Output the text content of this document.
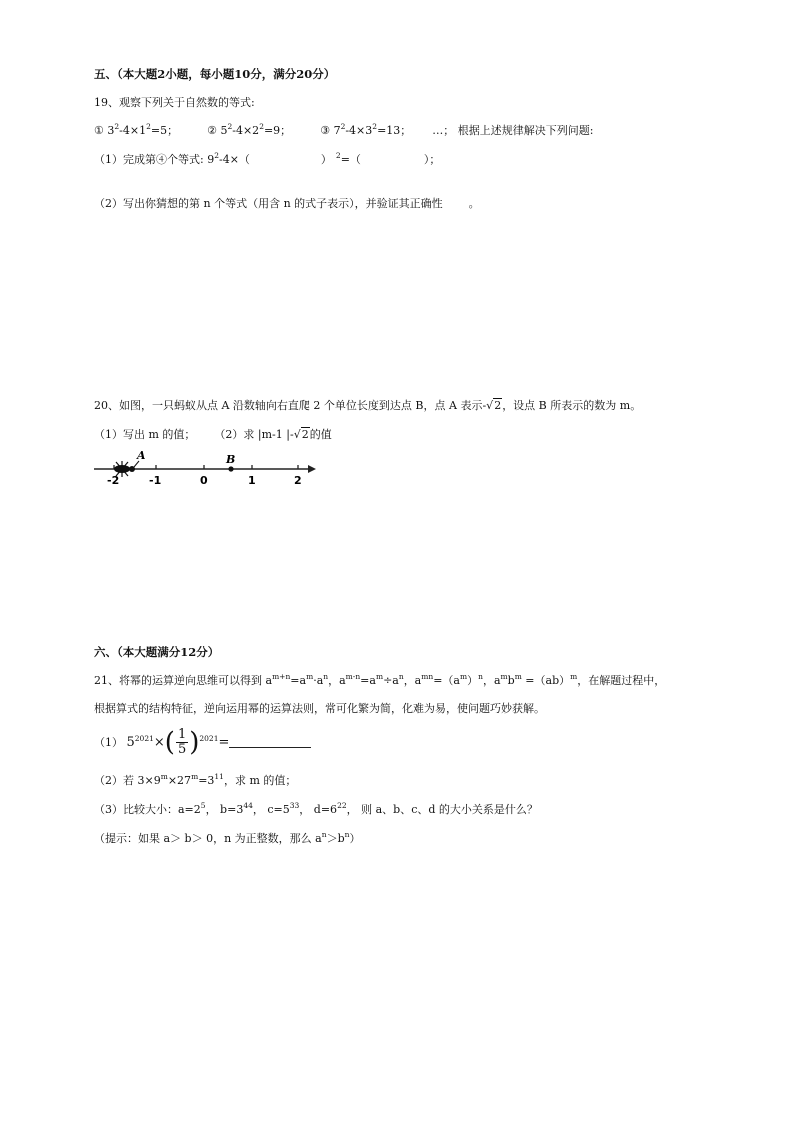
五、（本大题2小题，每小题10分，满分20分）
19、观察下列关于自然数的等式:
① $3^2-4\times 1^2=5$；	② $5^2-4\times 2^2=9$；	③ $7^2-4\times 3^2=13$； …； 根据上述规律解决下列问题:
（1）完成第④个等式: $9^2-4\times$（	） $^2$=（	）；
（2）写出你猜想的第 n 个等式（用含 n 的式子表示），并验证其正确性 。
20、如图，一只蚂蚁从点 A 沿数轴向右直爬 2 个单位长度到达点 B，点 A 表示-√2，设点 B 所表示的数为 m。
（1）写出 m 的值； （2）求 |m-1 |-√2的值
A	B
-2	-1	0	1	2
六、（本大题满分12分）
21、将幂的运算逆向思维可以得到 $a^{m+n}=a^m\cdot a^n$，$a^{m-n}=a^m\div a^n$，$a^{mn}=(a^m)^n$，$a^mb^m =(ab)^m$，在解题过程中，
根据算式的结构特征，逆向运用幂的运算法则，常可化繁为简，化难为易，使问题巧妙获解。
（1） $5^{2021}\times( \frac{1}{5} )^{2021}=$
（2）若 $3\times 9^m\times 27^m=3^{11}$，求 m 的值；
（3）比较大小：$a=2^5$， $b=3^{44}$， $c=5^{33}$， $d=6^{22}$， 则 a、b、c、d 的大小关系是什么？
（提示：如果 a＞ b＞ 0，n 为正整数，那么 $a^n>b^n$）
***
Exclude all images and restate the records above word for word.

Output the text content of this document.
五、（本大题2小题，每小题10分，满分20分）
19、观察下列关于自然数的等式:
① $3^2-4\times 1^2=5$；	② $5^2-4\times 2^2=9$；	③ $7^2-4\times 3^2=13$； …； 根据上述规律解决下列问题:
（1）完成第④个等式: $9^2-4\times$（	） $^2$=（	）；
（2）写出你猜想的第 n 个等式（用含 n 的式子表示），并验证其正确性 。
20、如图，一只蚂蚁从点 A 沿数轴向右直爬 2 个单位长度到达点 B，点 A 表示-√2，设点 B 所表示的数为 m。
（1）写出 m 的值； （2）求 |m-1 |-√2的值
A	B
-2	-1	0	1	2
六、（本大题满分12分）
21、将幂的运算逆向思维可以得到 $a^{m+n}=a^m\cdot a^n$，$a^{m-n}=a^m\div a^n$，$a^{mn}=(a^m)^n$，$a^mb^m =(ab)^m$，在解题过程中，
根据算式的结构特征，逆向运用幂的运算法则，常可化繁为简，化难为易，使问题巧妙获解。
（1） $5^{2021}\times( \frac{1}{5} )^{2021}=$
（2）若 $3\times 9^m\times 27^m=3^{11}$，求 m 的值；
（3）比较大小：$a=2^5$， $b=3^{44}$， $c=5^{33}$， $d=6^{22}$， 则 a、b、c、d 的大小关系是什么？
（提示：如果 a＞ b＞ 0，n 为正整数，那么 $a^n>b^n$）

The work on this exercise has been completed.